Material provided:
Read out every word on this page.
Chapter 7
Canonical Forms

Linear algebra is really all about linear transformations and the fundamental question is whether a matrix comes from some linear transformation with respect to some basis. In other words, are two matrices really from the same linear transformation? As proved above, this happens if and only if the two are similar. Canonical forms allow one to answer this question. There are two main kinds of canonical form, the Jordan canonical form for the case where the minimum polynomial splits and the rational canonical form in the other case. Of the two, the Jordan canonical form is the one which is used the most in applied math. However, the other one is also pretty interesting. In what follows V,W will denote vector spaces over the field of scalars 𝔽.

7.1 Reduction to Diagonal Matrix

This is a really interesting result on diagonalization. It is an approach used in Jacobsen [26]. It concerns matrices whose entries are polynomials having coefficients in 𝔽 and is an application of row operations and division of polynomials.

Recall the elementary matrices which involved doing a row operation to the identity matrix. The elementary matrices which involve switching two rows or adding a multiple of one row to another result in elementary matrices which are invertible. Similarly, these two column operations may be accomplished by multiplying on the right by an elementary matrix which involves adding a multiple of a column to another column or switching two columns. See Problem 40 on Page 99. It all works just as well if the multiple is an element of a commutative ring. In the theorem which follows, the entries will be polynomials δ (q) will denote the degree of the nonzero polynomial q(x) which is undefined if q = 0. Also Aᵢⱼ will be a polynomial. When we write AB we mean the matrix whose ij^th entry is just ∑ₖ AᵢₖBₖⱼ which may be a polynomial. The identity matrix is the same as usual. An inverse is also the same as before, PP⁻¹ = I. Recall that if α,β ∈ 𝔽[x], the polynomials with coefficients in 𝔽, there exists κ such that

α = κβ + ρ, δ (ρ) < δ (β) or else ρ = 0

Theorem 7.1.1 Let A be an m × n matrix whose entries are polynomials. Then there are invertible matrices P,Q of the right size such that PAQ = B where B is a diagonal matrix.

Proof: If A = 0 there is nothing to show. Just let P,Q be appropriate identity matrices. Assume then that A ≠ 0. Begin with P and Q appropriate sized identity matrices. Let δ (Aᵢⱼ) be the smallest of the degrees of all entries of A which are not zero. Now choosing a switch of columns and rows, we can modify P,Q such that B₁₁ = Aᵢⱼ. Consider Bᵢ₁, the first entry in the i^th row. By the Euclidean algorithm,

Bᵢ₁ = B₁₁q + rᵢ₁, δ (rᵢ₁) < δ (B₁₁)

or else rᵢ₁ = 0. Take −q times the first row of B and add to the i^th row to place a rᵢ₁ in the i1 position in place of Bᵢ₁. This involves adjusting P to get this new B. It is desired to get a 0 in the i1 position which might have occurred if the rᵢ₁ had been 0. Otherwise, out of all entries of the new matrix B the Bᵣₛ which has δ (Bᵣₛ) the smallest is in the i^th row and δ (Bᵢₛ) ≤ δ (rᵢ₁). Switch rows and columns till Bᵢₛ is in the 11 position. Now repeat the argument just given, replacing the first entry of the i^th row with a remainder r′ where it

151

Problem: Copy every line in the records above that contains the word "else".

Task result:
α = κβ + ρ, δ (ρ) < δ (β) or else ρ = 0
or else rᵢ₁ = 0. Take −q times the first row of B and add to the i^th row to place a rᵢ₁ in the i1 position in place of Bᵢ₁. This involves adjusting P to get this new B. It is desired to get a 0 in the i1 position which might have occurred if the rᵢ₁ had been 0. Otherwise, out of all entries of the new matrix B the Bᵣₛ which has δ (Bᵣₛ) the smallest is in the i^th row and δ (Bᵢₛ) ≤ δ (rᵢ₁). Switch rows and columns till Bᵢₛ is in the 11 position. Now repeat the argument just given, replacing the first entry of the i^th row with a remainder r′ where it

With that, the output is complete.